WORK INSTRUCTIONS: Give the records back in full, exactly as they read.

DATA FOR THE TASK:
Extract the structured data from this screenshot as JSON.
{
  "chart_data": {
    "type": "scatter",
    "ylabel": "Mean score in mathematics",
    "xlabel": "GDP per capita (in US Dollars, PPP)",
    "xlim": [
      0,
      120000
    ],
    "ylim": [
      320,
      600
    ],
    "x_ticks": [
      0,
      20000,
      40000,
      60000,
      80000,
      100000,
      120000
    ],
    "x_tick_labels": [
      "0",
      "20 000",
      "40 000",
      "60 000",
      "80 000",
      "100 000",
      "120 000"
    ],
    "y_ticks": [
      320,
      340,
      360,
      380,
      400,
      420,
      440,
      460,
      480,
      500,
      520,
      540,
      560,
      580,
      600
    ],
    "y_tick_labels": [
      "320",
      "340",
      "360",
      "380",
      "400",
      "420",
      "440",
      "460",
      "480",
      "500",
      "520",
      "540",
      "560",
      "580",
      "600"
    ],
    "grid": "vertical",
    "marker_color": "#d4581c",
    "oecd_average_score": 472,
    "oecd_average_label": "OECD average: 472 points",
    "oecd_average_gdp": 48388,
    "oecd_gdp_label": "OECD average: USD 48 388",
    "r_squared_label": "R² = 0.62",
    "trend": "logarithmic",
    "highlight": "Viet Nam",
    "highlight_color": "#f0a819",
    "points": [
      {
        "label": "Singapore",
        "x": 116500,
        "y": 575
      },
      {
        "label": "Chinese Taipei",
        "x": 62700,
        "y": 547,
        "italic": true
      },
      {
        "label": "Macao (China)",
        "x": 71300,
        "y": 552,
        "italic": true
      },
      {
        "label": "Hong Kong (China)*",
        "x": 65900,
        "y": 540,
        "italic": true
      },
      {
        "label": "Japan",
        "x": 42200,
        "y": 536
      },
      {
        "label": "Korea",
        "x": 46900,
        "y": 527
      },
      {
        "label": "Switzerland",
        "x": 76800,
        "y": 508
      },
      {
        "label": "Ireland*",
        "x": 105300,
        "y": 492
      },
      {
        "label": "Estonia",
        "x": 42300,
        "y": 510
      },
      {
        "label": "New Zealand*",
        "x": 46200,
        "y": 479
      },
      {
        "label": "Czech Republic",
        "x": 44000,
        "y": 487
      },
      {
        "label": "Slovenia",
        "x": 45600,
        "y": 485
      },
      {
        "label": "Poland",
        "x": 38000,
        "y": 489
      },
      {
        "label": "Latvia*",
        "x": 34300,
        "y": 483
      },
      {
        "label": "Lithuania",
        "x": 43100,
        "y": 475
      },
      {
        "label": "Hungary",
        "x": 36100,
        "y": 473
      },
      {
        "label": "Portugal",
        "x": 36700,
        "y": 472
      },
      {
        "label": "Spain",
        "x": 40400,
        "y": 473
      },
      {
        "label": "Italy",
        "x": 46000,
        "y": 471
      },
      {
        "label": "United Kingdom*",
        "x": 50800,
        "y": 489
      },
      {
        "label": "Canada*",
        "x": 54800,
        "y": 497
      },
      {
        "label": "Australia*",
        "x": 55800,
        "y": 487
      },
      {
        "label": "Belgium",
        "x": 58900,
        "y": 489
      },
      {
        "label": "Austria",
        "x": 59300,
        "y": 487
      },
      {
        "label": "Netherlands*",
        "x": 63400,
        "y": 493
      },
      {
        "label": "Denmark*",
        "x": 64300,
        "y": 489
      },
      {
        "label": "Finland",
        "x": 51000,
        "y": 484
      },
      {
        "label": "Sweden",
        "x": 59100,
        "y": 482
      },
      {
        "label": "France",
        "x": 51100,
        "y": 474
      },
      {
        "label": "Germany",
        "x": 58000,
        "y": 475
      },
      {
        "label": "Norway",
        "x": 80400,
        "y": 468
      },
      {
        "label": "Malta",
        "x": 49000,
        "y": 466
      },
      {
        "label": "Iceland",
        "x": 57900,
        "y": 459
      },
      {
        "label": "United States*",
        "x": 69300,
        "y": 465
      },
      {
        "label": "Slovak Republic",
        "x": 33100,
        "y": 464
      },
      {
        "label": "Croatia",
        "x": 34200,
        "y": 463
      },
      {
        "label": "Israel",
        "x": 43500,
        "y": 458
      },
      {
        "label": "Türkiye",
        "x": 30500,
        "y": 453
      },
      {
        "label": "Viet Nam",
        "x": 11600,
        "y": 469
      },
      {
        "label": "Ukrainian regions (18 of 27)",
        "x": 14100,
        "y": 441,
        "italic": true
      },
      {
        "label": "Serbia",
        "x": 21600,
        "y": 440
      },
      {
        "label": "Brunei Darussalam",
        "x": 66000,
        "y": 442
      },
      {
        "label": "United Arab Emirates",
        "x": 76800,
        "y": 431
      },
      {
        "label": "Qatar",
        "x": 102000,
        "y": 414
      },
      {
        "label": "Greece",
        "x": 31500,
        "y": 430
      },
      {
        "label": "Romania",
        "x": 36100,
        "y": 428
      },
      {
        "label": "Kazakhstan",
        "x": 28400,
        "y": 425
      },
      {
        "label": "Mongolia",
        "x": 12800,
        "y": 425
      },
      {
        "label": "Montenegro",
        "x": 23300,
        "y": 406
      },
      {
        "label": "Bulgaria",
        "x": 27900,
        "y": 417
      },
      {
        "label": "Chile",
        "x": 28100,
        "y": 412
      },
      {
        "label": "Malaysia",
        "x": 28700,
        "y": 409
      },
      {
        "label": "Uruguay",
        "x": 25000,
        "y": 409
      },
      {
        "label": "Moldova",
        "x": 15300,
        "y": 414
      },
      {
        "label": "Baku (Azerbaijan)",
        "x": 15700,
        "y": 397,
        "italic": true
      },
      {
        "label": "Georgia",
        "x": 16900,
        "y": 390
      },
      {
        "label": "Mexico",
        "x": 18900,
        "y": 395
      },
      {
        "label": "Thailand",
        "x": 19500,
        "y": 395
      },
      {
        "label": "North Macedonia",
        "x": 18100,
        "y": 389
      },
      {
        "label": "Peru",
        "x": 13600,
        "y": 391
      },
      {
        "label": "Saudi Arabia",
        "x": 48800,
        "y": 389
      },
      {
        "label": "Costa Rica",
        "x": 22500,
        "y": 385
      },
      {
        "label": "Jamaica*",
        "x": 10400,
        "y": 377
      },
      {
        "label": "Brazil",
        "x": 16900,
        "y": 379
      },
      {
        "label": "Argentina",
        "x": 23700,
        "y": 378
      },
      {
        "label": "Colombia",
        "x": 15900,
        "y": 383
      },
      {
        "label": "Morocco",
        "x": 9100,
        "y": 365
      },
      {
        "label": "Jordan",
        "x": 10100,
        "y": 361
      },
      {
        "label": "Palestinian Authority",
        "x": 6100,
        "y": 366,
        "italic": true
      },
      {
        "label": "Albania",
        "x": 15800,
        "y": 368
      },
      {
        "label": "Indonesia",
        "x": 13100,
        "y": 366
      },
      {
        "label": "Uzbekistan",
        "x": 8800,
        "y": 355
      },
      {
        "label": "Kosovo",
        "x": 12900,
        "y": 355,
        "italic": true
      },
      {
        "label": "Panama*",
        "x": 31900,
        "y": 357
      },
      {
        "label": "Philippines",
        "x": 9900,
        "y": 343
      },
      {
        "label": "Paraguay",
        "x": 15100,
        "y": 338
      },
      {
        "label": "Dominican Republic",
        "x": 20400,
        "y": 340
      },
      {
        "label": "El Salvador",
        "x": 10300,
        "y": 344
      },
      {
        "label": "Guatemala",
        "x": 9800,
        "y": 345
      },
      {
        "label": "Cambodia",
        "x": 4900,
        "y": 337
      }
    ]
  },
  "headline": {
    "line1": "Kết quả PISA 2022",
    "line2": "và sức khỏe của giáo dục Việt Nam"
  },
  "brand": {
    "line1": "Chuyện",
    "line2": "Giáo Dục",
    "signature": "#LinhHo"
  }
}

RESULT OF THIS EXERCISE:
Extract the structured data from this screenshot as JSON.
{
  "chart_data": {
    "type": "scatter",
    "ylabel": "Mean score in mathematics",
    "xlabel": "GDP per capita (in US Dollars, PPP)",
    "xlim": [
      0,
      120000
    ],
    "ylim": [
      320,
      600
    ],
    "x_ticks": [
      0,
      20000,
      40000,
      60000,
      80000,
      100000,
      120000
    ],
    "x_tick_labels": [
      "0",
      "20 000",
      "40 000",
      "60 000",
      "80 000",
      "100 000",
      "120 000"
    ],
    "y_ticks": [
      320,
      340,
      360,
      380,
      400,
      420,
      440,
      460,
      480,
      500,
      520,
      540,
      560,
      580,
      600
    ],
    "y_tick_labels": [
      "320",
      "340",
      "360",
      "380",
      "400",
      "420",
      "440",
      "460",
      "480",
      "500",
      "520",
      "540",
      "560",
      "580",
      "600"
    ],
    "grid": "vertical",
    "marker_color": "#d4581c",
    "oecd_average_score": 472,
    "oecd_average_label": "OECD average: 472 points",
    "oecd_average_gdp": 48388,
    "oecd_gdp_label": "OECD average: USD 48 388",
    "r_squared_label": "R² = 0.62",
    "trend": "logarithmic",
    "highlight": "Viet Nam",
    "highlight_color": "#f0a819",
    "points": [
      {
        "label": "Singapore",
        "x": 116500,
        "y": 575
      },
      {
        "label": "Chinese Taipei",
        "x": 62700,
        "y": 547,
        "italic": true
      },
      {
        "label": "Macao (China)",
        "x": 71300,
        "y": 552,
        "italic": true
      },
      {
        "label": "Hong Kong (China)*",
        "x": 65900,
        "y": 540,
        "italic": true
      },
      {
        "label": "Japan",
        "x": 42200,
        "y": 536
      },
      {
        "label": "Korea",
        "x": 46900,
        "y": 527
      },
      {
        "label": "Switzerland",
        "x": 76800,
        "y": 508
      },
      {
        "label": "Ireland*",
        "x": 105300,
        "y": 492
      },
      {
        "label": "Estonia",
        "x": 42300,
        "y": 510
      },
      {
        "label": "New Zealand*",
        "x": 46200,
        "y": 479
      },
      {
        "label": "Czech Republic",
        "x": 44000,
        "y": 487
      },
      {
        "label": "Slovenia",
        "x": 45600,
        "y": 485
      },
      {
        "label": "Poland",
        "x": 38000,
        "y": 489
      },
      {
        "label": "Latvia*",
        "x": 34300,
        "y": 483
      },
      {
        "label": "Lithuania",
        "x": 43100,
        "y": 475
      },
      {
        "label": "Hungary",
        "x": 36100,
        "y": 473
      },
      {
        "label": "Portugal",
        "x": 36700,
        "y": 472
      },
      {
        "label": "Spain",
        "x": 40400,
        "y": 473
      },
      {
        "label": "Italy",
        "x": 46000,
        "y": 471
      },
      {
        "label": "United Kingdom*",
        "x": 50800,
        "y": 489
      },
      {
        "label": "Canada*",
        "x": 54800,
        "y": 497
      },
      {
        "label": "Australia*",
        "x": 55800,
        "y": 487
      },
      {
        "label": "Belgium",
        "x": 58900,
        "y": 489
      },
      {
        "label": "Austria",
        "x": 59300,
        "y": 487
      },
      {
        "label": "Netherlands*",
        "x": 63400,
        "y": 493
      },
      {
        "label": "Denmark*",
        "x": 64300,
        "y": 489
      },
      {
        "label": "Finland",
        "x": 51000,
        "y": 484
      },
      {
        "label": "Sweden",
        "x": 59100,
        "y": 482
      },
      {
        "label": "France",
        "x": 51100,
        "y": 474
      },
      {
        "label": "Germany",
        "x": 58000,
        "y": 475
      },
      {
        "label": "Norway",
        "x": 80400,
        "y": 468
      },
      {
        "label": "Malta",
        "x": 49000,
        "y": 466
      },
      {
        "label": "Iceland",
        "x": 57900,
        "y": 459
      },
      {
        "label": "United States*",
        "x": 69300,
        "y": 465
      },
      {
        "label": "Slovak Republic",
        "x": 33100,
        "y": 464
      },
      {
        "label": "Croatia",
        "x": 34200,
        "y": 463
      },
      {
        "label": "Israel",
        "x": 43500,
        "y": 458
      },
      {
        "label": "Türkiye",
        "x": 30500,
        "y": 453
      },
      {
        "label": "Viet Nam",
        "x": 11600,
        "y": 469
      },
      {
        "label": "Ukrainian regions (18 of 27)",
        "x": 14100,
        "y": 441,
        "italic": true
      },
      {
        "label": "Serbia",
        "x": 21600,
        "y": 440
      },
      {
        "label": "Brunei Darussalam",
        "x": 66000,
        "y": 442
      },
      {
        "label": "United Arab Emirates",
        "x": 76800,
        "y": 431
      },
      {
        "label": "Qatar",
        "x": 102000,
        "y": 414
      },
      {
        "label": "Greece",
        "x": 31500,
        "y": 430
      },
      {
        "label": "Romania",
        "x": 36100,
        "y": 428
      },
      {
        "label": "Kazakhstan",
        "x": 28400,
        "y": 425
      },
      {
        "label": "Mongolia",
        "x": 12800,
        "y": 425
      },
      {
        "label": "Montenegro",
        "x": 23300,
        "y": 406
      },
      {
        "label": "Bulgaria",
        "x": 27900,
        "y": 417
      },
      {
        "label": "Chile",
        "x": 28100,
        "y": 412
      },
      {
        "label": "Malaysia",
        "x": 28700,
        "y": 409
      },
      {
        "label": "Uruguay",
        "x": 25000,
        "y": 409
      },
      {
        "label": "Moldova",
        "x": 15300,
        "y": 414
      },
      {
        "label": "Baku (Azerbaijan)",
        "x": 15700,
        "y": 397,
        "italic": true
      },
      {
        "label": "Georgia",
        "x": 16900,
        "y": 390
      },
      {
        "label": "Mexico",
        "x": 18900,
        "y": 395
      },
      {
        "label": "Thailand",
        "x": 19500,
        "y": 395
      },
      {
        "label": "North Macedonia",
        "x": 18100,
        "y": 389
      },
      {
        "label": "Peru",
        "x": 13600,
        "y": 391
      },
      {
        "label": "Saudi Arabia",
        "x": 48800,
        "y": 389
      },
      {
        "label": "Costa Rica",
        "x": 22500,
        "y": 385
      },
      {
        "label": "Jamaica*",
        "x": 10400,
        "y": 377
      },
      {
        "label": "Brazil",
        "x": 16900,
        "y": 379
      },
      {
        "label": "Argentina",
        "x": 23700,
        "y": 378
      },
      {
        "label": "Colombia",
        "x": 15900,
        "y": 383
      },
      {
        "label": "Morocco",
        "x": 9100,
        "y": 365
      },
      {
        "label": "Jordan",
        "x": 10100,
        "y": 361
      },
      {
        "label": "Palestinian Authority",
        "x": 6100,
        "y": 366,
        "italic": true
      },
      {
        "label": "Albania",
        "x": 15800,
        "y": 368
      },
      {
        "label": "Indonesia",
        "x": 13100,
        "y": 366
      },
      {
        "label": "Uzbekistan",
        "x": 8800,
        "y": 355
      },
      {
        "label": "Kosovo",
        "x": 12900,
        "y": 355,
        "italic": true
      },
      {
        "label": "Panama*",
        "x": 31900,
        "y": 357
      },
      {
        "label": "Philippines",
        "x": 9900,
        "y": 343
      },
      {
        "label": "Paraguay",
        "x": 15100,
        "y": 338
      },
      {
        "label": "Dominican Republic",
        "x": 20400,
        "y": 340
      },
      {
        "label": "El Salvador",
        "x": 10300,
        "y": 344
      },
      {
        "label": "Guatemala",
        "x": 9800,
        "y": 345
      },
      {
        "label": "Cambodia",
        "x": 4900,
        "y": 337
      }
    ]
  },
  "headline": {
    "line1": "Kết quả PISA 2022",
    "line2": "và sức khỏe của giáo dục Việt Nam"
  },
  "brand": {
    "line1": "Chuyện",
    "line2": "Giáo Dục",
    "signature": "#LinhHo"
  }
}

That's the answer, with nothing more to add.